**Quoted text:**
* * *

I would probably say he's using the viagra for something and someone  

His 'nights away for work' could easily be nights away with another woman. 

 I can't even imagine what you are going through. I would be so panicked. But better to ask and get it out than ignore it and have it eat away at you and the marriage. Either way, your marriage will never be the same again.


----------



## that_girl (Jul 6, 2011)

OR he gets it filled to sell it.

Just another possibility. I dunno.

Just bring it up to him..."Hey, what's this? I found it next to the laptop...I'm confused..."


----------



## Zanna (May 10, 2012)

I would put a keylogger on his computer or a VAR in his car and get more evidence before confronting.

He will deny it if he is having an affair. You need proof first.


----------



## Acabado (May 13, 2012)

* * *

**Material:**
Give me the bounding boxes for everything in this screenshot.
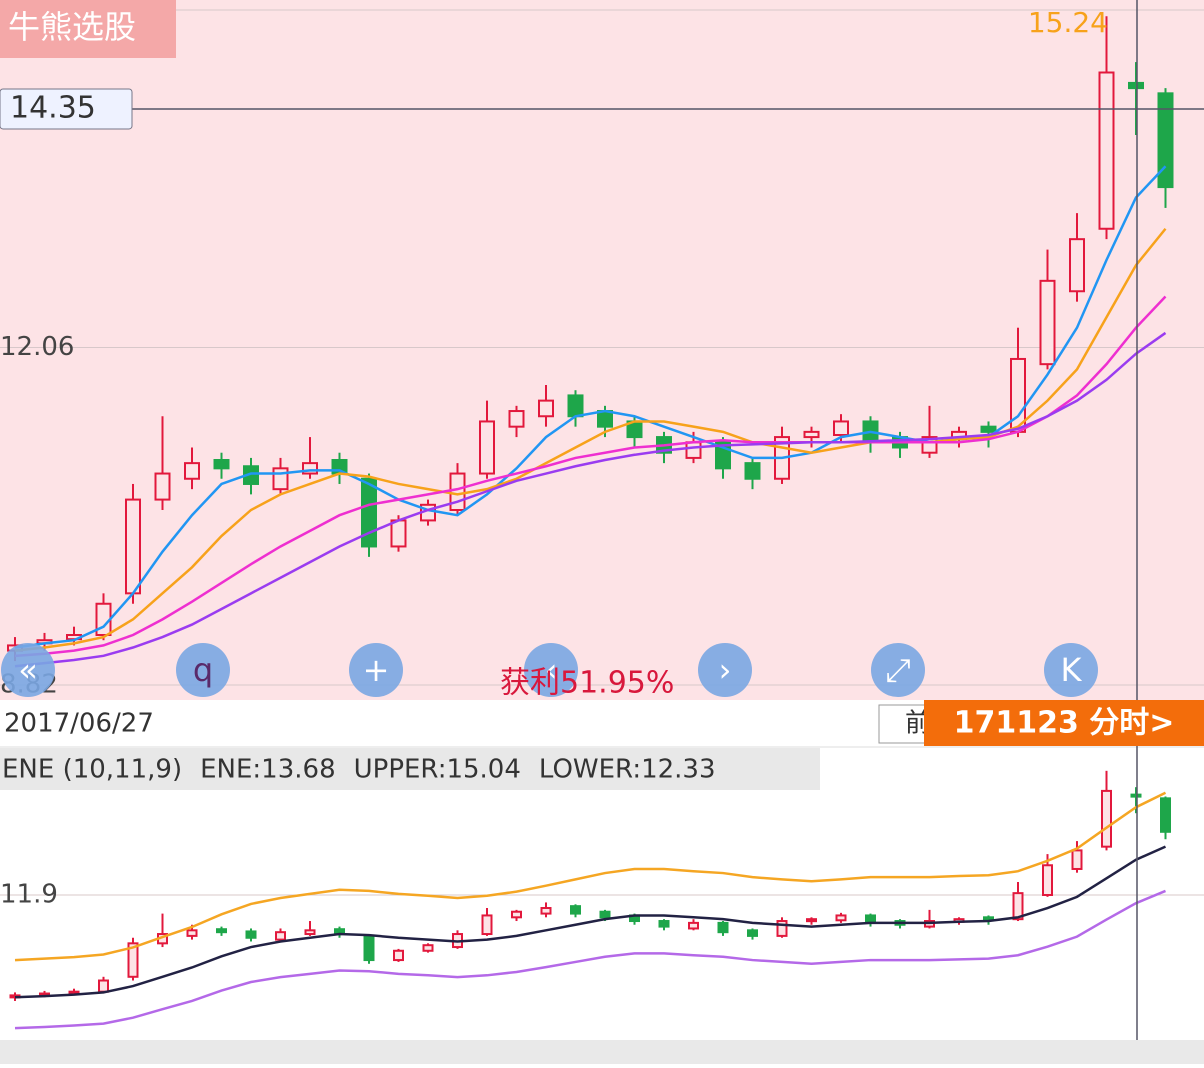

* * *

Pick up the forum thread about the viagra found next to the laptop and continue it from where it stops.

**Written answer:**
Not enough evidence. Start snooping, fake it for a while.


----------



## Caribbean Man (Jun 3, 2012)

Check the internet history on his laptop.
See if he's into porn. 
That might be the problem. 
He just might be using it to get hard enough to masturbate to porn.

If not then check his phone and/email before you " confront " him.


----------



## AngryandUsed (Jun 23, 2011)

Do not confront until you have irrefutable evidences.
If you can afford, a PI would do good.
Start snooping his cell phone details, internet history etc.

Act normal now.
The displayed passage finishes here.